Reading the listing below, count the lines that contain the word "jogi" and give that count alone.

----- Input rows

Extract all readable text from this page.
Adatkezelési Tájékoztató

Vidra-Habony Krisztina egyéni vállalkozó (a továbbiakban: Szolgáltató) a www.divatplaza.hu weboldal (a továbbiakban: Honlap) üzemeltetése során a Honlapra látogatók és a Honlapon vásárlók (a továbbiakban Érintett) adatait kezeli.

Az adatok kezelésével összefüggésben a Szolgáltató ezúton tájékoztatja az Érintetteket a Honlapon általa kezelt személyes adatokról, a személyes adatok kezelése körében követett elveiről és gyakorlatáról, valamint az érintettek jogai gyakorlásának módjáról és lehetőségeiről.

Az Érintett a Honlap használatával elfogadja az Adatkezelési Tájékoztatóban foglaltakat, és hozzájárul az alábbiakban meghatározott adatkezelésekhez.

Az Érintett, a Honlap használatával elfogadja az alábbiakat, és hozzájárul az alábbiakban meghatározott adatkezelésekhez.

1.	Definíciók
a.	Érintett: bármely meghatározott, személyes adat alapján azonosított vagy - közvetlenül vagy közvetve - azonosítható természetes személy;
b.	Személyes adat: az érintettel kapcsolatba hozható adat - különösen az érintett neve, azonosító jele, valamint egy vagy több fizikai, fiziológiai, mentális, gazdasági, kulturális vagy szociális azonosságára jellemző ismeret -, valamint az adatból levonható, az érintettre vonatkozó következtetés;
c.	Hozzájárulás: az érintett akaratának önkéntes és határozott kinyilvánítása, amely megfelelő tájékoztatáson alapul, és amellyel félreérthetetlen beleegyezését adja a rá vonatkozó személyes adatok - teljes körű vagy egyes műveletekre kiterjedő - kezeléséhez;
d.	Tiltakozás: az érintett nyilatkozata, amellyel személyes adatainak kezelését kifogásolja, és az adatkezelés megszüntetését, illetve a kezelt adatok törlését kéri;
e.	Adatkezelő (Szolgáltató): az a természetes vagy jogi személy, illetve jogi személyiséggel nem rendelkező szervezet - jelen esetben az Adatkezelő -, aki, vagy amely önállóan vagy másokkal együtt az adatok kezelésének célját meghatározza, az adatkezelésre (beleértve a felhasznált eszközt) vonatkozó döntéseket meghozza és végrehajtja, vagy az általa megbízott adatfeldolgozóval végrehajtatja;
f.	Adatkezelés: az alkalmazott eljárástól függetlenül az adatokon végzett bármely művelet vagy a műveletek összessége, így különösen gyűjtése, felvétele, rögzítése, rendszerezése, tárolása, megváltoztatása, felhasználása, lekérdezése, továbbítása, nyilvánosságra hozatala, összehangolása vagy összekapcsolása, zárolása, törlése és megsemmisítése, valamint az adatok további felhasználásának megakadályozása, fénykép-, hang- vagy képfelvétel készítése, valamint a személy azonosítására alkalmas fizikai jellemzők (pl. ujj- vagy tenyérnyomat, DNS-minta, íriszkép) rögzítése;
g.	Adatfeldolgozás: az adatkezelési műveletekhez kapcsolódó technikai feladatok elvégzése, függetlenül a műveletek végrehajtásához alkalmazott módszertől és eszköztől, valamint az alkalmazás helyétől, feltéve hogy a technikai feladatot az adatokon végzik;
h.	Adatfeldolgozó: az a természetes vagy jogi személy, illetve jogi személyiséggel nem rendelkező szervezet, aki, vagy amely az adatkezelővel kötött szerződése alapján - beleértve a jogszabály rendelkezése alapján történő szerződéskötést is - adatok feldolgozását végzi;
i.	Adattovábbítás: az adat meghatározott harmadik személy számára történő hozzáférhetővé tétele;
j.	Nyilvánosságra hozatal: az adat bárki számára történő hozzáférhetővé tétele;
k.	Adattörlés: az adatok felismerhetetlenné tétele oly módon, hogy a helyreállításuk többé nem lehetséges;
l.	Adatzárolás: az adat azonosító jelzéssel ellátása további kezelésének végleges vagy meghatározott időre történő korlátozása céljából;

----------

● Task answer: 2